-------- SOURCE DATA

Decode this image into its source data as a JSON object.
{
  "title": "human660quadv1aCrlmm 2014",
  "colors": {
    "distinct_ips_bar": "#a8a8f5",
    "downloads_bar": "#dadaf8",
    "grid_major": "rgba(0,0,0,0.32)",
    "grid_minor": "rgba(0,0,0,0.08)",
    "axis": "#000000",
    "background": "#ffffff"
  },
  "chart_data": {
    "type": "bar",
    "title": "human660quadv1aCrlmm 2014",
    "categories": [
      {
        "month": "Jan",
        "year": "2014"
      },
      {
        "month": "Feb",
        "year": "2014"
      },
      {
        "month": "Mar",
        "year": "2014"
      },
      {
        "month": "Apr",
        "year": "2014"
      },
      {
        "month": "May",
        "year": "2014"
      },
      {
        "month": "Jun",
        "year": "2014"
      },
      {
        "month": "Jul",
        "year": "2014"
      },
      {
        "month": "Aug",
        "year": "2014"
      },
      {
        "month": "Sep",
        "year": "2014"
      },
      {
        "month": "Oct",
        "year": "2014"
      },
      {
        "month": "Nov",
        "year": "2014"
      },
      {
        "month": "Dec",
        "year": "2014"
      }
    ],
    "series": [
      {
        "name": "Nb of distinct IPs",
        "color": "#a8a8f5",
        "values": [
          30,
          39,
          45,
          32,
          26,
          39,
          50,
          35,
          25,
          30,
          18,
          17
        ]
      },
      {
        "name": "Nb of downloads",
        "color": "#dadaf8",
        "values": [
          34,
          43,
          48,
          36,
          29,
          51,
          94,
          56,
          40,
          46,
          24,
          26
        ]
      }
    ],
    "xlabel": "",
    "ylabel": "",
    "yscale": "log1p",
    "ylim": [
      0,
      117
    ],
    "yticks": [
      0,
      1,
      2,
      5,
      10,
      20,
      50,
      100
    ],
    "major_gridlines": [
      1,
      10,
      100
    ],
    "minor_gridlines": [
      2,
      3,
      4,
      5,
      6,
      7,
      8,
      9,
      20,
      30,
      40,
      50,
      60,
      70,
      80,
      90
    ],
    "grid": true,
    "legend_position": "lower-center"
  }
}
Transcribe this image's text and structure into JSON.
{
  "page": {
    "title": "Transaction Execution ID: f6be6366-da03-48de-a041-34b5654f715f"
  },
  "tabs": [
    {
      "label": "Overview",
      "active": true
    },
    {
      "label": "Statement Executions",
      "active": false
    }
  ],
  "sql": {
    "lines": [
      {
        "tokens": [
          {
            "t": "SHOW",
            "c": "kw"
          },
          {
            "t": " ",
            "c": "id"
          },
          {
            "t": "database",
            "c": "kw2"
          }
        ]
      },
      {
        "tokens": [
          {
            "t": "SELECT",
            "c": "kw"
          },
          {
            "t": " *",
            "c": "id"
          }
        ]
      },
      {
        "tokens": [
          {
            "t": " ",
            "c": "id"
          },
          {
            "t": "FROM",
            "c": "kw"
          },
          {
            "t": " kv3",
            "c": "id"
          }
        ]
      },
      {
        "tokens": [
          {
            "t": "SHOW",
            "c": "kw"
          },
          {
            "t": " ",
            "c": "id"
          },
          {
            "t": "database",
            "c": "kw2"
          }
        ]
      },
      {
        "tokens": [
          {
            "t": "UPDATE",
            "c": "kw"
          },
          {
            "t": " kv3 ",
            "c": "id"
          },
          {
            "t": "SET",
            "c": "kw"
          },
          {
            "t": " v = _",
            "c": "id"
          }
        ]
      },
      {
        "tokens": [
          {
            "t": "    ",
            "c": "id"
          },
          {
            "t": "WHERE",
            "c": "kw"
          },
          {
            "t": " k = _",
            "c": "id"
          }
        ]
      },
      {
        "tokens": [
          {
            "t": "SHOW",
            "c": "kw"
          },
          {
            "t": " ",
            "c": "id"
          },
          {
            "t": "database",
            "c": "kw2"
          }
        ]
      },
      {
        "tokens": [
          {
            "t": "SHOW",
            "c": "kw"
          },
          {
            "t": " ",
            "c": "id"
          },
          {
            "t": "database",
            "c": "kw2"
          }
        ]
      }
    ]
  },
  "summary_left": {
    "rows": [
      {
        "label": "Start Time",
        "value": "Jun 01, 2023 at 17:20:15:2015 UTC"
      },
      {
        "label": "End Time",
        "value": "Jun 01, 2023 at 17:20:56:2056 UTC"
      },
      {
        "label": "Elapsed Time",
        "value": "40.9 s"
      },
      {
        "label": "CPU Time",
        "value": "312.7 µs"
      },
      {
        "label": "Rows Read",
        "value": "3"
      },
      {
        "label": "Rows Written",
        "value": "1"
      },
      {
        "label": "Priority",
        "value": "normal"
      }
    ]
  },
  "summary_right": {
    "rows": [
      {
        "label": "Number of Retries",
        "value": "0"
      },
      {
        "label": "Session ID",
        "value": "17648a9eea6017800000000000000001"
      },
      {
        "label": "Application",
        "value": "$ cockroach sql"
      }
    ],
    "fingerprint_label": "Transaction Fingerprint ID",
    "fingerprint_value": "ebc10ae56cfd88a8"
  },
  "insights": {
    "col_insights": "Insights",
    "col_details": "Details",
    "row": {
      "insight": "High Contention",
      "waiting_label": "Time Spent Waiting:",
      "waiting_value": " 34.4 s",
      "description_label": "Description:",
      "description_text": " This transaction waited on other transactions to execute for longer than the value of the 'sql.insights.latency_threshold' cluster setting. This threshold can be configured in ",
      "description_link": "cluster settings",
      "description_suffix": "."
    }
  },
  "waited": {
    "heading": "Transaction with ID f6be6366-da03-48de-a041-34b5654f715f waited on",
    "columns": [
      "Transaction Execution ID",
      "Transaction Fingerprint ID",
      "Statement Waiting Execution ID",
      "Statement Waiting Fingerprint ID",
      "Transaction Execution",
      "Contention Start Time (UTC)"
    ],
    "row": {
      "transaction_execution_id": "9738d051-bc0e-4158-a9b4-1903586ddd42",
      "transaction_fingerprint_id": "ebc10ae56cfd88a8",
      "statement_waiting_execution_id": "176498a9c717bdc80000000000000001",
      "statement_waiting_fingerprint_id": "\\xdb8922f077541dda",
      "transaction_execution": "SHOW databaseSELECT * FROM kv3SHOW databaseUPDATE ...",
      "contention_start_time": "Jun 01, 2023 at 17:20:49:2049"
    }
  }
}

----------------

__WHAT NEEDS TO BE DONE__
Using the entries above, tally how many lines have the word "cluster" in them; write the number and nothing more.

__WRITTEN ANSWER__
2